» **EXERCISE TASK**: Copy out the data below verbatim.
----
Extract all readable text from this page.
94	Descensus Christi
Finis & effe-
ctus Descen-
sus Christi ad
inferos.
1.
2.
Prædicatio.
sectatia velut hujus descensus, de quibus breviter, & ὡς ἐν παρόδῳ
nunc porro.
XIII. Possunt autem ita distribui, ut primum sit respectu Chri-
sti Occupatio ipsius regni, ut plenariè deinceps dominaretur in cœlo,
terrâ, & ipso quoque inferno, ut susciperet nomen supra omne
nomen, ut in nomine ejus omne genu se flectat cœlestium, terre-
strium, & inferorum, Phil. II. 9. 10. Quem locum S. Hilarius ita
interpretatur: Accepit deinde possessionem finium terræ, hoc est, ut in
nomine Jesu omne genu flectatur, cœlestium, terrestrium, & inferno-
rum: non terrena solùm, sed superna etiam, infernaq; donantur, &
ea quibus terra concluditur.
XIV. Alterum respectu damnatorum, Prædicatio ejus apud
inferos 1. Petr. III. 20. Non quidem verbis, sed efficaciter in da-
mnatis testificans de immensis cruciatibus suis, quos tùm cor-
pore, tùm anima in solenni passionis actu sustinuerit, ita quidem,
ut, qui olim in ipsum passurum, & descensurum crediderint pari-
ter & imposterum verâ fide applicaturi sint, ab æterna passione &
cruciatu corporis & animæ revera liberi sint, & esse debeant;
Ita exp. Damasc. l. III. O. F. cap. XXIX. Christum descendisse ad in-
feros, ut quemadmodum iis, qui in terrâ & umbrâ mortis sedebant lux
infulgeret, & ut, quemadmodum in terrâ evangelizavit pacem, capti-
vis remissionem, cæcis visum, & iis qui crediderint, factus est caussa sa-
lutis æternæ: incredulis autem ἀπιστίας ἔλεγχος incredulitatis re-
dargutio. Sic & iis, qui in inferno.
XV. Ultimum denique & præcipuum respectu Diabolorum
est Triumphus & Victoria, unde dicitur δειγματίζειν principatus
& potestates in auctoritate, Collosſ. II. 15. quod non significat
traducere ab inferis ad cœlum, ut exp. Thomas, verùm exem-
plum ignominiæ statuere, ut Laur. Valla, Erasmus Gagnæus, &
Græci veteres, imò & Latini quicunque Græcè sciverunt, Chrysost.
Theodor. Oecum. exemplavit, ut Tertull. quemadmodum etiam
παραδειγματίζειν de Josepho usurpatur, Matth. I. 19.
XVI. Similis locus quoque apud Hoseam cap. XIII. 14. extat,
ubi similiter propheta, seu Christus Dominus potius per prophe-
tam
----
» **FINISHED EXERCISE**:
Extract all readable text from this page.
94	Descensus Christi
Finis & effe-
ctus Descen-
sus Christi ad
inferos.
1.
2.
Prædicatio.
sectatia velut hujus descensus, de quibus breviter, & ὡς ἐν παρόδῳ
nunc porro.
XIII. Possunt autem ita distribui, ut primum sit respectu Chri-
sti Occupatio ipsius regni, ut plenariè deinceps dominaretur in cœlo,
terrâ, & ipso quoque inferno, ut susciperet nomen supra omne
nomen, ut in nomine ejus omne genu se flectat cœlestium, terre-
strium, & inferorum, Phil. II. 9. 10. Quem locum S. Hilarius ita
interpretatur: Accepit deinde possessionem finium terræ, hoc est, ut in
nomine Jesu omne genu flectatur, cœlestium, terrestrium, & inferno-
rum: non terrena solùm, sed superna etiam, infernaq; donantur, &
ea quibus terra concluditur.
XIV. Alterum respectu damnatorum, Prædicatio ejus apud
inferos 1. Petr. III. 20. Non quidem verbis, sed efficaciter in da-
mnatis testificans de immensis cruciatibus suis, quos tùm cor-
pore, tùm anima in solenni passionis actu sustinuerit, ita quidem,
ut, qui olim in ipsum passurum, & descensurum crediderint pari-
ter & imposterum verâ fide applicaturi sint, ab æterna passione &
cruciatu corporis & animæ revera liberi sint, & esse debeant;
Ita exp. Damasc. l. III. O. F. cap. XXIX. Christum descendisse ad in-
feros, ut quemadmodum iis, qui in terrâ & umbrâ mortis sedebant lux
infulgeret, & ut, quemadmodum in terrâ evangelizavit pacem, capti-
vis remissionem, cæcis visum, & iis qui crediderint, factus est caussa sa-
lutis æternæ: incredulis autem ἀπιστίας ἔλεγχος incredulitatis re-
dargutio. Sic & iis, qui in inferno.
XV. Ultimum denique & præcipuum respectu Diabolorum
est Triumphus & Victoria, unde dicitur δειγματίζειν principatus
& potestates in auctoritate, Collosſ. II. 15. quod non significat
traducere ab inferis ad cœlum, ut exp. Thomas, verùm exem-
plum ignominiæ statuere, ut Laur. Valla, Erasmus Gagnæus, &
Græci veteres, imò & Latini quicunque Græcè sciverunt, Chrysost.
Theodor. Oecum. exemplavit, ut Tertull. quemadmodum etiam
παραδειγματίζειν de Josepho usurpatur, Matth. I. 19.
XVI. Similis locus quoque apud Hoseam cap. XIII. 14. extat,
ubi similiter propheta, seu Christus Dominus potius per prophe-
tam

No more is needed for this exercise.